Work required: Copy exactly the last part of the entries, starting from the line with "OCR this image." and including the final line.

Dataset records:
★ ★ ★ ★

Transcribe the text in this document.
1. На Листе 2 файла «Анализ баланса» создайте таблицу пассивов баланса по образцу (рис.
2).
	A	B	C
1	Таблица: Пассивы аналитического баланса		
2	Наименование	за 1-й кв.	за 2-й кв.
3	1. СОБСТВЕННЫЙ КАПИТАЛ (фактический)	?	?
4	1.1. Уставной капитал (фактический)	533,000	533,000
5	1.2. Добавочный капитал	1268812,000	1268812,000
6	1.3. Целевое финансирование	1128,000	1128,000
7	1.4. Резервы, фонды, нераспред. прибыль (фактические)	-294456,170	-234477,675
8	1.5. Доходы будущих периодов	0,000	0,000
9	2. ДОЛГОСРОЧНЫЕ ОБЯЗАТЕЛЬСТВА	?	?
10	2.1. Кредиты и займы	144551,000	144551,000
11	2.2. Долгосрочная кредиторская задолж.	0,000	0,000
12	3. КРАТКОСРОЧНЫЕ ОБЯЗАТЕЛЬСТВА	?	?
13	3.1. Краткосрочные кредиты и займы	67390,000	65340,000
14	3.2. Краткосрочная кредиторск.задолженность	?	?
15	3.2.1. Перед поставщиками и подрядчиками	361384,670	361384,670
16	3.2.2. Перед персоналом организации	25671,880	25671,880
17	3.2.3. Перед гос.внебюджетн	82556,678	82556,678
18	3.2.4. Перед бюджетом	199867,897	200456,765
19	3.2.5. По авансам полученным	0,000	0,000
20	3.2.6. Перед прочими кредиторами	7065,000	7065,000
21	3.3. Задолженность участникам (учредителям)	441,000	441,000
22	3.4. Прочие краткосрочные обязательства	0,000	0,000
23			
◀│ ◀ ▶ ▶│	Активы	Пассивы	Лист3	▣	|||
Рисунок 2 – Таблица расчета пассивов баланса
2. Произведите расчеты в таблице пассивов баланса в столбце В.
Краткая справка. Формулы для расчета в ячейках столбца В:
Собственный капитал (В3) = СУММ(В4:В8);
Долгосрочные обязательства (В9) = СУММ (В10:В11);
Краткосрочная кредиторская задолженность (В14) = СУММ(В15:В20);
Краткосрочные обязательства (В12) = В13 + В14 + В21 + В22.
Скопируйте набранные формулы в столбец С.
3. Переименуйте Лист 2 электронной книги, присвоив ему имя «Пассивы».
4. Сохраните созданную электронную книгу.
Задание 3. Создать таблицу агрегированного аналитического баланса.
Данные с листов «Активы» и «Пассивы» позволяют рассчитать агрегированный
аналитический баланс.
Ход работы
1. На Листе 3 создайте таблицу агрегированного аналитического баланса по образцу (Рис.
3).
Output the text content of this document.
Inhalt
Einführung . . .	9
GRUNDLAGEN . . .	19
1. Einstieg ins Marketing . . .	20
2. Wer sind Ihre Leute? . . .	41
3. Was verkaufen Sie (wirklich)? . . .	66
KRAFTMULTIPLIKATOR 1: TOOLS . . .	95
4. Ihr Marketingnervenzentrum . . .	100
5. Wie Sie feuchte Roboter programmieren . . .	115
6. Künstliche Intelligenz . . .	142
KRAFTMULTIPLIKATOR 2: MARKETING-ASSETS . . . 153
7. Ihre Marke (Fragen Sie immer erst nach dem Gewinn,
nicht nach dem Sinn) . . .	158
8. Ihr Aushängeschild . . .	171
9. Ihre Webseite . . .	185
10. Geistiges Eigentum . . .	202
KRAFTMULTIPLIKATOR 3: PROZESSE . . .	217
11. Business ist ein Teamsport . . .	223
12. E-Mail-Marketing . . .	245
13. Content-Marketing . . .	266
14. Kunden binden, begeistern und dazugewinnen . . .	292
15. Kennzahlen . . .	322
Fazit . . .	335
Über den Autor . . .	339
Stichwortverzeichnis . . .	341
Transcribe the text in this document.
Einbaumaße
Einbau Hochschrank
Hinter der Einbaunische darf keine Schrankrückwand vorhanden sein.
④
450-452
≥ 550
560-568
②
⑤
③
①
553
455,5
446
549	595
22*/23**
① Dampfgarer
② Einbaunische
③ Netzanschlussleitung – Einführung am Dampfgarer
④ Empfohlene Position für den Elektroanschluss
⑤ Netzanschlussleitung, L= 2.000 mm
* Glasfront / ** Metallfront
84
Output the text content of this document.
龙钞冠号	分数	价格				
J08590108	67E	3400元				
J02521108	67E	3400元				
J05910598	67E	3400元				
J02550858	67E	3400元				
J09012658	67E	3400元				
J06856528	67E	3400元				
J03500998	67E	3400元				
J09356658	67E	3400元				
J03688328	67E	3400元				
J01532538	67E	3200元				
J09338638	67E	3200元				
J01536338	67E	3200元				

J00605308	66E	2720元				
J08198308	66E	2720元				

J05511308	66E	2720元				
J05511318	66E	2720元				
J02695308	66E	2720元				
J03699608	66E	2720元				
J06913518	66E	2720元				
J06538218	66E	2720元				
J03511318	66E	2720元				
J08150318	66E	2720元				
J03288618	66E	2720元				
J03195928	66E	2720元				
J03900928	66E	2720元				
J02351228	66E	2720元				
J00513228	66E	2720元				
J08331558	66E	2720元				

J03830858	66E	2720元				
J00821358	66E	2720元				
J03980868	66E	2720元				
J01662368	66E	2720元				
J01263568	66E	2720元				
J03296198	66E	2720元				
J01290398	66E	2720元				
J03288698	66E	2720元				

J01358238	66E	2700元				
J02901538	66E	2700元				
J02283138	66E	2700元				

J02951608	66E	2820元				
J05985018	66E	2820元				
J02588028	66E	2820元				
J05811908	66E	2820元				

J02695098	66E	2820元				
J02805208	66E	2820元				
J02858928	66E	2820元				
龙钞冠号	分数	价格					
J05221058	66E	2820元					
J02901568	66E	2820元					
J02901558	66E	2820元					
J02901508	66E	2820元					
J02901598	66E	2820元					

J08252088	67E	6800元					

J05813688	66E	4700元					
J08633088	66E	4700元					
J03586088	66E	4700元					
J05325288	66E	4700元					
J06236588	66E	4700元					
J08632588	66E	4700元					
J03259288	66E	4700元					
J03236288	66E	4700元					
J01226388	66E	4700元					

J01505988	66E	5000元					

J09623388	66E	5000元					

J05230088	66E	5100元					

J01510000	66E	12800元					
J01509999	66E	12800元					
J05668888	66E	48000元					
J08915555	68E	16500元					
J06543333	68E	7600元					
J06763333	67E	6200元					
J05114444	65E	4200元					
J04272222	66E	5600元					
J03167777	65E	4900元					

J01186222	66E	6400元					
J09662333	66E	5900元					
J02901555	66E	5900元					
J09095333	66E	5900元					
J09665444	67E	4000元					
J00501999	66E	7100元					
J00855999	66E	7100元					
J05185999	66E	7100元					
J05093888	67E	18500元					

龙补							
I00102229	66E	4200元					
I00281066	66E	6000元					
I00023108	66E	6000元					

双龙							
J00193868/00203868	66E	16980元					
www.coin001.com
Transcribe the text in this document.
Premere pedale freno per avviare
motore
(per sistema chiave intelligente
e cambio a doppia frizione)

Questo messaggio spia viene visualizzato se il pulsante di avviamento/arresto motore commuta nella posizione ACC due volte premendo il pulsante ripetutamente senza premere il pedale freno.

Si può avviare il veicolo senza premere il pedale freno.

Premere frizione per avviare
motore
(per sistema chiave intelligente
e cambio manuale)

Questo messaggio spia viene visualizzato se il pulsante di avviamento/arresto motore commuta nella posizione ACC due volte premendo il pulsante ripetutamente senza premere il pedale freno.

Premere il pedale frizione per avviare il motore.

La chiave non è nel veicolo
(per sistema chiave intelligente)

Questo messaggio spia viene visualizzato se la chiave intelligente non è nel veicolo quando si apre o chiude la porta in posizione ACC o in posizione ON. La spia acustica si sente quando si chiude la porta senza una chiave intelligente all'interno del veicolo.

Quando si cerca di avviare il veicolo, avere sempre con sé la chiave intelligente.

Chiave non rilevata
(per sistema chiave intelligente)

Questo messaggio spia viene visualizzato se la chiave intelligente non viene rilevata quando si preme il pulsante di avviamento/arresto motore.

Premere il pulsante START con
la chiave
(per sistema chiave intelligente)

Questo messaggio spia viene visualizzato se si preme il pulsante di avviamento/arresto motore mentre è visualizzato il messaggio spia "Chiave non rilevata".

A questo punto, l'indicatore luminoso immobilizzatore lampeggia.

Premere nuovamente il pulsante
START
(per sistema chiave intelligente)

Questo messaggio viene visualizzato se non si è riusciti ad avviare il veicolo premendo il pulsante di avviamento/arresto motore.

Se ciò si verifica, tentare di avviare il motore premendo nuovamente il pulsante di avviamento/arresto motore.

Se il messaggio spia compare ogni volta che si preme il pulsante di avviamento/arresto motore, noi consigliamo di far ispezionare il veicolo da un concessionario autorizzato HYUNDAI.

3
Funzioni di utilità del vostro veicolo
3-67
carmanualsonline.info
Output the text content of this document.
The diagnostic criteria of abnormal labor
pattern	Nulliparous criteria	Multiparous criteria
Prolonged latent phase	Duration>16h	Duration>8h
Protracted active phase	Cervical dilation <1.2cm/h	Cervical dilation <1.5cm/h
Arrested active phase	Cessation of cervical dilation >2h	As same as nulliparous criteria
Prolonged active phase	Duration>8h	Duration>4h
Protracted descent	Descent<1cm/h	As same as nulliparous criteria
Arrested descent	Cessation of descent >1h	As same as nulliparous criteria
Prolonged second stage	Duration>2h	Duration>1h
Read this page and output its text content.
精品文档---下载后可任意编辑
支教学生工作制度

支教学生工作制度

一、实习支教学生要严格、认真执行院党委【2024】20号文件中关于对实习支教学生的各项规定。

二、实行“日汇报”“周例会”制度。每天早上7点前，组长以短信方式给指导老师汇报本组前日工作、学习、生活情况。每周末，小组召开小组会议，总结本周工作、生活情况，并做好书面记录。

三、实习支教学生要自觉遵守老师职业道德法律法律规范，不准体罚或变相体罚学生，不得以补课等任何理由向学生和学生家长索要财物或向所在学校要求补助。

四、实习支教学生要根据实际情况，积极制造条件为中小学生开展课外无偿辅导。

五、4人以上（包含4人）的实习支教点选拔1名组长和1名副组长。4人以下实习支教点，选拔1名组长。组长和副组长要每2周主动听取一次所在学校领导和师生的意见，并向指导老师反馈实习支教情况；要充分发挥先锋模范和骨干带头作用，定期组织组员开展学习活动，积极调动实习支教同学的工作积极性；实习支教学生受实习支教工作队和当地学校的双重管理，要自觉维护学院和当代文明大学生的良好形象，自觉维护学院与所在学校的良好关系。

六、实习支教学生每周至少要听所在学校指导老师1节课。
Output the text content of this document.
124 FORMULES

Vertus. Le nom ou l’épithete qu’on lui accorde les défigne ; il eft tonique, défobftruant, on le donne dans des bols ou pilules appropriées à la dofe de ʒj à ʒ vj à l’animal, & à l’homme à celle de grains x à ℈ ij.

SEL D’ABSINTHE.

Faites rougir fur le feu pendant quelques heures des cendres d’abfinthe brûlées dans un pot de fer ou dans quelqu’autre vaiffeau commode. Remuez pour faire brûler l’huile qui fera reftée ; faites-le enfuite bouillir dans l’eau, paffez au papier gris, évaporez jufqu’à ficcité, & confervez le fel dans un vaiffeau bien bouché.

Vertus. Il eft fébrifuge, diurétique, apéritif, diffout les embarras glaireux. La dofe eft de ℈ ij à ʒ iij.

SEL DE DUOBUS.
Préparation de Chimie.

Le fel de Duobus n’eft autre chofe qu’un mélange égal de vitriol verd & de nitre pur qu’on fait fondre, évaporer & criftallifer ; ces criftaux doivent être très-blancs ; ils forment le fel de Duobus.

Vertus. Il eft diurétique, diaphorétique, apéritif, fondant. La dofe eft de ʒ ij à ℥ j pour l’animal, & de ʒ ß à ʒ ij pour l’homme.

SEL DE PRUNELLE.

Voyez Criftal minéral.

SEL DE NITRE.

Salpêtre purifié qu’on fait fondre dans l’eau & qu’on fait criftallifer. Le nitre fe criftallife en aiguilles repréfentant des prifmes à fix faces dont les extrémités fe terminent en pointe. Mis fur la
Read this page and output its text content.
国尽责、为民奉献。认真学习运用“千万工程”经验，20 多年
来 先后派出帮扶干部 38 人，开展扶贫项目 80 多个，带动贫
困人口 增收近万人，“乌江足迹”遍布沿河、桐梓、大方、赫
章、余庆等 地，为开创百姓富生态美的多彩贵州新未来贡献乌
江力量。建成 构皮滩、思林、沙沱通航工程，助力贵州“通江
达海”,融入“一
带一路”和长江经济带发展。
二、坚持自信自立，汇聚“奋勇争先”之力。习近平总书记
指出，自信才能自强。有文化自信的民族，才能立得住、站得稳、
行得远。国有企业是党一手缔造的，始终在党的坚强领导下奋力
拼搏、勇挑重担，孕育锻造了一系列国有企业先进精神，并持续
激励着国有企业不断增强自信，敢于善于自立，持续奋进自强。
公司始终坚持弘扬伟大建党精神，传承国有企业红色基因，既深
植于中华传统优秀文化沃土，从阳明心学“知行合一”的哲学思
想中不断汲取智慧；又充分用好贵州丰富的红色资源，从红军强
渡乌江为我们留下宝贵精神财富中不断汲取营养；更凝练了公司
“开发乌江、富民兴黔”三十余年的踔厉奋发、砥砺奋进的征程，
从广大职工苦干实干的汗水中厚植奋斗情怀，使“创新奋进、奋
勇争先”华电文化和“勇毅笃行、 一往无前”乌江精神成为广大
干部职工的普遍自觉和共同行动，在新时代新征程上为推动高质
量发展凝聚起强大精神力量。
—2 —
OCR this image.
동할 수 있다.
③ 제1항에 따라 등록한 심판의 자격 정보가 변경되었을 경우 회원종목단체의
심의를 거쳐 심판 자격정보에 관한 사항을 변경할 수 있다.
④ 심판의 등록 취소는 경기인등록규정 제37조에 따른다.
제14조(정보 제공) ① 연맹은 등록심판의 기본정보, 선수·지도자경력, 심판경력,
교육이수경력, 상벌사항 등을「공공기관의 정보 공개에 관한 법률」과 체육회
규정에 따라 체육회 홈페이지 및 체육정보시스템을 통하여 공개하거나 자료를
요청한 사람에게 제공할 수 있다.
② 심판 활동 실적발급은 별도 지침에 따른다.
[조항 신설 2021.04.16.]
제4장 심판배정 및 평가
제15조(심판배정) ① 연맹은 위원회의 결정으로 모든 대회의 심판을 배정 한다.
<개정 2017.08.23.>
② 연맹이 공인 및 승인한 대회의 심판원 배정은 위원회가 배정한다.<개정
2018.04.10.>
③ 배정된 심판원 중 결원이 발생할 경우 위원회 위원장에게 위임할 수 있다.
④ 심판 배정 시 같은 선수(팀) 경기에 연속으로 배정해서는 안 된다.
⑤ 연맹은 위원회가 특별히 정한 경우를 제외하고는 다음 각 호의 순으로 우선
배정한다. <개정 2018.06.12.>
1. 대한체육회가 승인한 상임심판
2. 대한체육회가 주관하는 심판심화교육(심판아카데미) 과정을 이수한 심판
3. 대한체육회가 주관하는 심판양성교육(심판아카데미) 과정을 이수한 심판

★ ★ ★ ★

Written reply:
OCR this image.
동할 수 있다.
③ 제1항에 따라 등록한 심판의 자격 정보가 변경되었을 경우 회원종목단체의
심의를 거쳐 심판 자격정보에 관한 사항을 변경할 수 있다.
④ 심판의 등록 취소는 경기인등록규정 제37조에 따른다.
제14조(정보 제공) ① 연맹은 등록심판의 기본정보, 선수·지도자경력, 심판경력,
교육이수경력, 상벌사항 등을「공공기관의 정보 공개에 관한 법률」과 체육회
규정에 따라 체육회 홈페이지 및 체육정보시스템을 통하여 공개하거나 자료를
요청한 사람에게 제공할 수 있다.
② 심판 활동 실적발급은 별도 지침에 따른다.
[조항 신설 2021.04.16.]
제4장 심판배정 및 평가
제15조(심판배정) ① 연맹은 위원회의 결정으로 모든 대회의 심판을 배정 한다.
<개정 2017.08.23.>
② 연맹이 공인 및 승인한 대회의 심판원 배정은 위원회가 배정한다.<개정
2018.04.10.>
③ 배정된 심판원 중 결원이 발생할 경우 위원회 위원장에게 위임할 수 있다.
④ 심판 배정 시 같은 선수(팀) 경기에 연속으로 배정해서는 안 된다.
⑤ 연맹은 위원회가 특별히 정한 경우를 제외하고는 다음 각 호의 순으로 우선
배정한다. <개정 2018.06.12.>
1. 대한체육회가 승인한 상임심판
2. 대한체육회가 주관하는 심판심화교육(심판아카데미) 과정을 이수한 심판
3. 대한체육회가 주관하는 심판양성교육(심판아카데미) 과정을 이수한 심판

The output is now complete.